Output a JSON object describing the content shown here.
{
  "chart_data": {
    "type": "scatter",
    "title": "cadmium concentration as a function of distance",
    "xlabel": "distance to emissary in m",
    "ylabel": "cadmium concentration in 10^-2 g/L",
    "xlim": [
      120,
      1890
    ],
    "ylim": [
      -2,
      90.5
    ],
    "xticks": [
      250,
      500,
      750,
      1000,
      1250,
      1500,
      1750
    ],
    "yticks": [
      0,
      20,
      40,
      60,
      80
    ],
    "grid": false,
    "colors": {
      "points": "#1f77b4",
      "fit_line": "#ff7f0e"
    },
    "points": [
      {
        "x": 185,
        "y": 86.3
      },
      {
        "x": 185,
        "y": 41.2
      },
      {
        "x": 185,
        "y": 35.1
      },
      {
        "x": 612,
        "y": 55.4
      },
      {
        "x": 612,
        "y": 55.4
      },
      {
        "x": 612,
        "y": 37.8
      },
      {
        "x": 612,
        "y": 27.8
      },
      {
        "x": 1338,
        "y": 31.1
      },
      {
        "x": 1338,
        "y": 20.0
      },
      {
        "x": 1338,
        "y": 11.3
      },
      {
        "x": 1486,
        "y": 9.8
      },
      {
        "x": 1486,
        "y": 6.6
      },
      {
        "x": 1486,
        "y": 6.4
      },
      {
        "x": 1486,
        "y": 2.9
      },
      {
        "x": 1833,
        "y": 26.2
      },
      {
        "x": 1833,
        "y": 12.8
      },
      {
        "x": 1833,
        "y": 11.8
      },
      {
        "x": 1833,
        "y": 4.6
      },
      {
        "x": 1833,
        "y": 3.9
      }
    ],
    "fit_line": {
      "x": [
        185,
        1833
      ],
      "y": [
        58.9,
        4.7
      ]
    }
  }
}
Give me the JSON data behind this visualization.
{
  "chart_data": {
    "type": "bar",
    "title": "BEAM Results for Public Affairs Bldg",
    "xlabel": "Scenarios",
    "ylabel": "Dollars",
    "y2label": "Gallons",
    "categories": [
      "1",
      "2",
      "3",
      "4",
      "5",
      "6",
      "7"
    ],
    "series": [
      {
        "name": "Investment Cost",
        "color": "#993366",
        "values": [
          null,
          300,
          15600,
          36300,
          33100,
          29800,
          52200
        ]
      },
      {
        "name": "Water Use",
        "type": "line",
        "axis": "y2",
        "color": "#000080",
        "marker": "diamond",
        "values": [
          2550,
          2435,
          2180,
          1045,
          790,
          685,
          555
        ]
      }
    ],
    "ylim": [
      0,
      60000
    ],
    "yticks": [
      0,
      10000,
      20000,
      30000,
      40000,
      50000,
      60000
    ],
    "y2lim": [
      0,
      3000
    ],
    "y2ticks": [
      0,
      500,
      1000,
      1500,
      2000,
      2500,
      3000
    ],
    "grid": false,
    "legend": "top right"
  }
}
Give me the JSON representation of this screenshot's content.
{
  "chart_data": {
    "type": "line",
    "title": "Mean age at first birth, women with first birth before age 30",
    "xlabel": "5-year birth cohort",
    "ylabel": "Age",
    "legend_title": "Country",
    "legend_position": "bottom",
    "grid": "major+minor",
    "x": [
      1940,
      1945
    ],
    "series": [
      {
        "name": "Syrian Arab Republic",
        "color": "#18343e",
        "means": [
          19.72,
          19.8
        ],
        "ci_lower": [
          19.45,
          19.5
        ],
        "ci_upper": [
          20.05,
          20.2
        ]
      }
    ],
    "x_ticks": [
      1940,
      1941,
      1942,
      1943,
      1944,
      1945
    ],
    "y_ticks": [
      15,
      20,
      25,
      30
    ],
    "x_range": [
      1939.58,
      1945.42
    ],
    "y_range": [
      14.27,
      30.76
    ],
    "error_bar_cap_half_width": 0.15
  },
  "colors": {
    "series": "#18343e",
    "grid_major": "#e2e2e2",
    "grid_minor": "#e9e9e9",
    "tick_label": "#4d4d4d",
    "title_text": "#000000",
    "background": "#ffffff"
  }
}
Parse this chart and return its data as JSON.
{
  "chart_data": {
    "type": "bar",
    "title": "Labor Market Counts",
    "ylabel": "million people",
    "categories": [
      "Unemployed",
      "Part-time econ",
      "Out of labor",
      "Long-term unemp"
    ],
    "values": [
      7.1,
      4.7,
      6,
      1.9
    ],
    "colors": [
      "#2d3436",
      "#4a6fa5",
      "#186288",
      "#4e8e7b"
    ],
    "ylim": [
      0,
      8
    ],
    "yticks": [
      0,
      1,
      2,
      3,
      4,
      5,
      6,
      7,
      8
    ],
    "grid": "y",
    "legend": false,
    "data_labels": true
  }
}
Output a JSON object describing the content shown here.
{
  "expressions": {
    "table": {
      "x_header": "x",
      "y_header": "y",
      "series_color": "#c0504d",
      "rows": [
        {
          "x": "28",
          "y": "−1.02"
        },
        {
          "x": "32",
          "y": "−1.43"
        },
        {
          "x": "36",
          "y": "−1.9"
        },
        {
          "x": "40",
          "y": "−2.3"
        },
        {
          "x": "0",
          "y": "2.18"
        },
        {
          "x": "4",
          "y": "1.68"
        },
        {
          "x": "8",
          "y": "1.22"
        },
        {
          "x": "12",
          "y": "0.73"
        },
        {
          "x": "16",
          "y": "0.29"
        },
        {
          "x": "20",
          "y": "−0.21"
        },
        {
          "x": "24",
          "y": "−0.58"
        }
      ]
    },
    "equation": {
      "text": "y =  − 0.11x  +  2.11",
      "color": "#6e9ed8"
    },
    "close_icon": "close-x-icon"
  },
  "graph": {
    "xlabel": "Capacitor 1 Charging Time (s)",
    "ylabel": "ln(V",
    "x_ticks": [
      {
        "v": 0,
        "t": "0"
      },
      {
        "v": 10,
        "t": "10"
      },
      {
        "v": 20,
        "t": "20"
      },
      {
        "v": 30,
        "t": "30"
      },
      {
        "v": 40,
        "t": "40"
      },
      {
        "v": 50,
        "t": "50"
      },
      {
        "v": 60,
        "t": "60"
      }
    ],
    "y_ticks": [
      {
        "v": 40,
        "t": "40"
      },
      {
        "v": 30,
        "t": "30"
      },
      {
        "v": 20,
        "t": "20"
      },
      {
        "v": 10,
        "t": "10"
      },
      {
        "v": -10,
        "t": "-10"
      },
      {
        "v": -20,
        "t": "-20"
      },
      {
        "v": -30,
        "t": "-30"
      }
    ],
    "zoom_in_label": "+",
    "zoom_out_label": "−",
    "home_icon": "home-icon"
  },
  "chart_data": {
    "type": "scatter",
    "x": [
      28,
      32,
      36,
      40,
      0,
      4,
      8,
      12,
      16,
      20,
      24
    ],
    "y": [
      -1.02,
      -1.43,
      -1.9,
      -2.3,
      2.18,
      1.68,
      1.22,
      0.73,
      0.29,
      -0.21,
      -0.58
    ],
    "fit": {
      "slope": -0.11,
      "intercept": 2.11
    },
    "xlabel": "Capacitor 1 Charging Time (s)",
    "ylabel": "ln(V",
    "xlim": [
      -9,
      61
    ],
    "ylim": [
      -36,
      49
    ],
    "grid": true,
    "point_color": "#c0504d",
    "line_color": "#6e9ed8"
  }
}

^^^^^^^^^^^^^^^^

For the string "ylabel", count the lines of the entries above that include it; answer with the number only.

6